STATED TASK
Go through the data below. Pull out every line that has the word "GDAS".

===== PROVIDED RECORDS =====

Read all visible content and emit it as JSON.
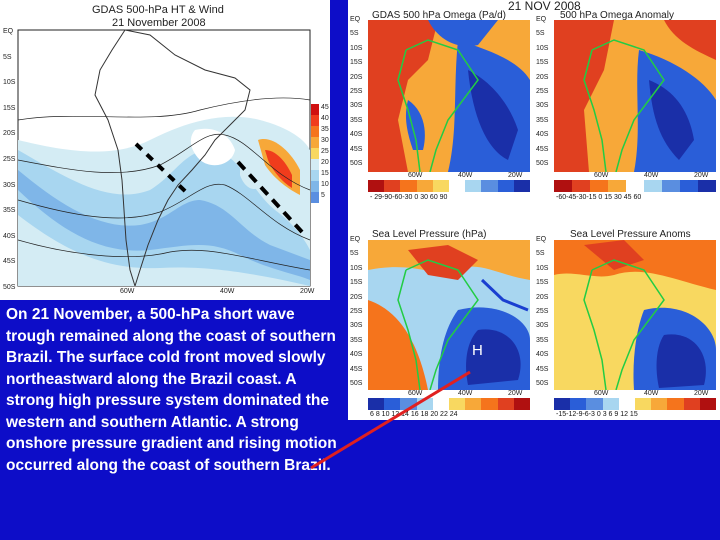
{
  "left_map": {
    "title": "GDAS 500-hPa HT & Wind",
    "date": "21 November 2008",
    "lat_labels": [
      "EQ",
      "5S",
      "10S",
      "15S",
      "20S",
      "25S",
      "30S",
      "35S",
      "40S",
      "45S",
      "50S"
    ],
    "lon_labels": [
      "60W",
      "40W",
      "20W"
    ],
    "legend_values": [
      "45",
      "40",
      "35",
      "30",
      "25",
      "20",
      "15",
      "10",
      "5"
    ],
    "legend_colors": [
      "#d01010",
      "#f03c1c",
      "#f5741c",
      "#f7a839",
      "#f8d860",
      "#d4ecf4",
      "#a8d6f0",
      "#7fb6e8",
      "#5a8ee0"
    ]
  },
  "right_header": {
    "date": "21 NOV 2008"
  },
  "panels": [
    {
      "title": "GDAS 500 hPa Omega (Pa/d)",
      "colorbar": "- 29-90-60-30 0 30 60 90"
    },
    {
      "title": "500 hPa Omega Anomaly",
      "colorbar": "-60-45-30-15 0 15 30 45 60"
    },
    {
      "title": "Sea Level Pressure (hPa)",
      "colorbar": "6 8 10 12 14 16 18 20 22 24"
    },
    {
      "title": "Sea Level Pressure Anoms",
      "colorbar": "-15-12-9-6-3 0 3 6 9 12 15"
    }
  ],
  "right_lat_labels": [
    "EQ",
    "5S",
    "10S",
    "15S",
    "20S",
    "25S",
    "30S",
    "35S",
    "40S",
    "45S",
    "50S"
  ],
  "right_lon_labels": [
    "60W",
    "40W",
    "20W"
  ],
  "high_marker": "H",
  "caption": "On 21 November, a 500-hPa short wave trough remained along the coast of southern Brazil. The surface cold front moved slowly northeastward along the Brazil coast. A strong high pressure system dominated the western and southern Atlantic. A strong onshore pressure gradient and rising motion occurred along the coast of southern Brazil.",
  "colors": {
    "background": "#0d0dc8",
    "arrow": "#e02020",
    "front": "#1a3fd0"
  }
}
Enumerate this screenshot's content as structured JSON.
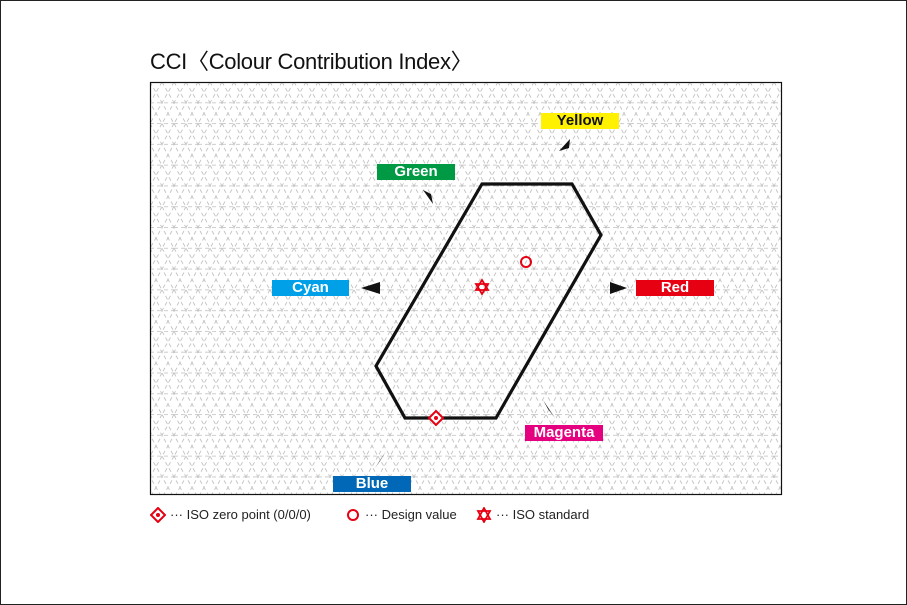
{
  "title": "CCI〈Colour Contribution Index〉",
  "labels": {
    "yellow": "Yellow",
    "green": "Green",
    "cyan": "Cyan",
    "red": "Red",
    "magenta": "Magenta",
    "blue": "Blue"
  },
  "colors": {
    "yellow": "#FFF100",
    "green": "#009944",
    "cyan": "#00A0E9",
    "red": "#E60012",
    "magenta": "#E4007F",
    "blue": "#0068B7",
    "marker_red": "#E60012",
    "outline": "#111111",
    "grid": "#BDBDBD"
  },
  "legend": [
    {
      "icon": "iso-zero-point-diamond-icon",
      "text": "···  ISO zero point (0/0/0)"
    },
    {
      "icon": "design-value-circle-icon",
      "text": "···  Design value"
    },
    {
      "icon": "iso-standard-star-icon",
      "text": "···  ISO standard"
    }
  ]
}
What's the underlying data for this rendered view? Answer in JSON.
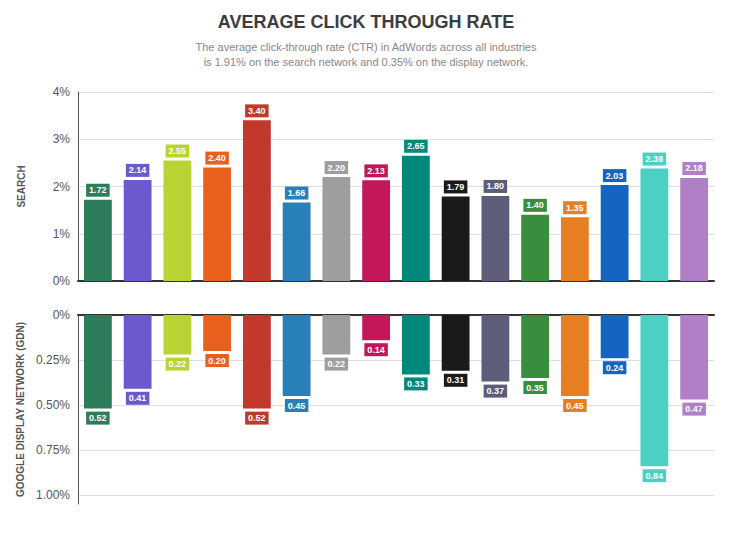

=====

SOLUTION TO THE PROBLEM
    "title": "GDAS 500-hPa HT & Wind",
      "title": "GDAS 500 hPa Omega (Pa/d)",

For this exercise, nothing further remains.